— Start Dataset records —

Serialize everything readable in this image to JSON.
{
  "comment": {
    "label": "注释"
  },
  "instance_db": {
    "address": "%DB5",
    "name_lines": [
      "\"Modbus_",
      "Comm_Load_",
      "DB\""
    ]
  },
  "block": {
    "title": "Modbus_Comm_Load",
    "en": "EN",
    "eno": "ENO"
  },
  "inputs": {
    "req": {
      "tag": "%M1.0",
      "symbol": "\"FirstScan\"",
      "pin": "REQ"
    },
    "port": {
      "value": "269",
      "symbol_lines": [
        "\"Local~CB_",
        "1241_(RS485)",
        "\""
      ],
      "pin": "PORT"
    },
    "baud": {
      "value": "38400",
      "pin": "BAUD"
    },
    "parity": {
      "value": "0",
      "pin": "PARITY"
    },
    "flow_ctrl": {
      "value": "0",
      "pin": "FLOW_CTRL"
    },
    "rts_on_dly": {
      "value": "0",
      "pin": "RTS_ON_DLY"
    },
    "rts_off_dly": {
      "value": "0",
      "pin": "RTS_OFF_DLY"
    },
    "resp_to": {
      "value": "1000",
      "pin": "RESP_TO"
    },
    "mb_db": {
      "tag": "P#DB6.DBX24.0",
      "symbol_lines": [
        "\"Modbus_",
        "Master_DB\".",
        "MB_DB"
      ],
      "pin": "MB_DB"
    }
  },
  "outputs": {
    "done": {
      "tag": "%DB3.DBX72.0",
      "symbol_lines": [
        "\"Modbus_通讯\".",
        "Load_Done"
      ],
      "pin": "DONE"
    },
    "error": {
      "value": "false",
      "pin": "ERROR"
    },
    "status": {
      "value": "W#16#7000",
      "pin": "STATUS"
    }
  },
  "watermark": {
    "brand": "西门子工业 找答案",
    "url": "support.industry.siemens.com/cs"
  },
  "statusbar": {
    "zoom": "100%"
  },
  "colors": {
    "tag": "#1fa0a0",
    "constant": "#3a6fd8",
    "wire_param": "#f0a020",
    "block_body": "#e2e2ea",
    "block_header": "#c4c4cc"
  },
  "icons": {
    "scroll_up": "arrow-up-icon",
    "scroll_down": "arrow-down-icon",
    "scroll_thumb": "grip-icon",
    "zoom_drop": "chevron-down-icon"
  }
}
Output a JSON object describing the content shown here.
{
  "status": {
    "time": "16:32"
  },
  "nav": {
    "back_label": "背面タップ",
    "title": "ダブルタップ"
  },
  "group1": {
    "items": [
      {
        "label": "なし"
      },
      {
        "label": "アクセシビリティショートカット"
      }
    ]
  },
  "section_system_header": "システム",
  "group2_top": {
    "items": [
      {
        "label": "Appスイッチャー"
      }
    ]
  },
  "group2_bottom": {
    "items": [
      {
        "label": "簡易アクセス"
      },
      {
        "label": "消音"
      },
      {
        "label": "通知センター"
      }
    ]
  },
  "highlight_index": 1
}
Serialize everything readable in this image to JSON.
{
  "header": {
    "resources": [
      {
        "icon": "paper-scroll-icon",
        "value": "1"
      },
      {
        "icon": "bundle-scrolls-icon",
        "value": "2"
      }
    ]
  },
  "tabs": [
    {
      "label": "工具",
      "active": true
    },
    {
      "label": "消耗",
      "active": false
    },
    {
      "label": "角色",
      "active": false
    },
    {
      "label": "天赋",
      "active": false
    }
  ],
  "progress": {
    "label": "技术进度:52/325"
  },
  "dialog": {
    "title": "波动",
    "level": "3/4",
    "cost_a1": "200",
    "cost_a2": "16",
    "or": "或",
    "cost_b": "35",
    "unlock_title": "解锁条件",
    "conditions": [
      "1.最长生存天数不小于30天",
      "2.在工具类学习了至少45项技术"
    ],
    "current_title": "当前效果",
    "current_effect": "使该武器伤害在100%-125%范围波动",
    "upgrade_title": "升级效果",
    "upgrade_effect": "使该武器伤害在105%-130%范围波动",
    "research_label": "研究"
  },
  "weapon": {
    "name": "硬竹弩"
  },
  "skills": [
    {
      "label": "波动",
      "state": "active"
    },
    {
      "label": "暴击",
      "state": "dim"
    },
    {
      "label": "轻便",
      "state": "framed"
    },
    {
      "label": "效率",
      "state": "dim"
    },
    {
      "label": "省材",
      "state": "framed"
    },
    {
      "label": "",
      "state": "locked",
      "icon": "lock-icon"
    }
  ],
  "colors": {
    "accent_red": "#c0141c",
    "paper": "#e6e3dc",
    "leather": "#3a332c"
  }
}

— End Dataset records —

Every record shown above must be echoed exactly.

Serialize everything readable in this image to JSON.
{
  "comment": {
    "label": "注释"
  },
  "instance_db": {
    "address": "%DB5",
    "name_lines": [
      "\"Modbus_",
      "Comm_Load_",
      "DB\""
    ]
  },
  "block": {
    "title": "Modbus_Comm_Load",
    "en": "EN",
    "eno": "ENO"
  },
  "inputs": {
    "req": {
      "tag": "%M1.0",
      "symbol": "\"FirstScan\"",
      "pin": "REQ"
    },
    "port": {
      "value": "269",
      "symbol_lines": [
        "\"Local~CB_",
        "1241_(RS485)",
        "\""
      ],
      "pin": "PORT"
    },
    "baud": {
      "value": "38400",
      "pin": "BAUD"
    },
    "parity": {
      "value": "0",
      "pin": "PARITY"
    },
    "flow_ctrl": {
      "value": "0",
      "pin": "FLOW_CTRL"
    },
    "rts_on_dly": {
      "value": "0",
      "pin": "RTS_ON_DLY"
    },
    "rts_off_dly": {
      "value": "0",
      "pin": "RTS_OFF_DLY"
    },
    "resp_to": {
      "value": "1000",
      "pin": "RESP_TO"
    },
    "mb_db": {
      "tag": "P#DB6.DBX24.0",
      "symbol_lines": [
        "\"Modbus_",
        "Master_DB\".",
        "MB_DB"
      ],
      "pin": "MB_DB"
    }
  },
  "outputs": {
    "done": {
      "tag": "%DB3.DBX72.0",
      "symbol_lines": [
        "\"Modbus_通讯\".",
        "Load_Done"
      ],
      "pin": "DONE"
    },
    "error": {
      "value": "false",
      "pin": "ERROR"
    },
    "status": {
      "value": "W#16#7000",
      "pin": "STATUS"
    }
  },
  "watermark": {
    "brand": "西门子工业 找答案",
    "url": "support.industry.siemens.com/cs"
  },
  "statusbar": {
    "zoom": "100%"
  },
  "colors": {
    "tag": "#1fa0a0",
    "constant": "#3a6fd8",
    "wire_param": "#f0a020",
    "block_body": "#e2e2ea",
    "block_header": "#c4c4cc"
  },
  "icons": {
    "scroll_up": "arrow-up-icon",
    "scroll_down": "arrow-down-icon",
    "scroll_thumb": "grip-icon",
    "zoom_drop": "chevron-down-icon"
  }
}
Output a JSON object describing the content shown here.
{
  "status": {
    "time": "16:32"
  },
  "nav": {
    "back_label": "背面タップ",
    "title": "ダブルタップ"
  },
  "group1": {
    "items": [
      {
        "label": "なし"
      },
      {
        "label": "アクセシビリティショートカット"
      }
    ]
  },
  "section_system_header": "システム",
  "group2_top": {
    "items": [
      {
        "label": "Appスイッチャー"
      }
    ]
  },
  "group2_bottom": {
    "items": [
      {
        "label": "簡易アクセス"
      },
      {
        "label": "消音"
      },
      {
        "label": "通知センター"
      }
    ]
  },
  "highlight_index": 1
}
Serialize everything readable in this image to JSON.
{
  "header": {
    "resources": [
      {
        "icon": "paper-scroll-icon",
        "value": "1"
      },
      {
        "icon": "bundle-scrolls-icon",
        "value": "2"
      }
    ]
  },
  "tabs": [
    {
      "label": "工具",
      "active": true
    },
    {
      "label": "消耗",
      "active": false
    },
    {
      "label": "角色",
      "active": false
    },
    {
      "label": "天赋",
      "active": false
    }
  ],
  "progress": {
    "label": "技术进度:52/325"
  },
  "dialog": {
    "title": "波动",
    "level": "3/4",
    "cost_a1": "200",
    "cost_a2": "16",
    "or": "或",
    "cost_b": "35",
    "unlock_title": "解锁条件",
    "conditions": [
      "1.最长生存天数不小于30天",
      "2.在工具类学习了至少45项技术"
    ],
    "current_title": "当前效果",
    "current_effect": "使该武器伤害在100%-125%范围波动",
    "upgrade_title": "升级效果",
    "upgrade_effect": "使该武器伤害在105%-130%范围波动",
    "research_label": "研究"
  },
  "weapon": {
    "name": "硬竹弩"
  },
  "skills": [
    {
      "label": "波动",
      "state": "active"
    },
    {
      "label": "暴击",
      "state": "dim"
    },
    {
      "label": "轻便",
      "state": "framed"
    },
    {
      "label": "效率",
      "state": "dim"
    },
    {
      "label": "省材",
      "state": "framed"
    },
    {
      "label": "",
      "state": "locked",
      "icon": "lock-icon"
    }
  ],
  "colors": {
    "accent_red": "#c0141c",
    "paper": "#e6e3dc",
    "leather": "#3a332c"
  }
}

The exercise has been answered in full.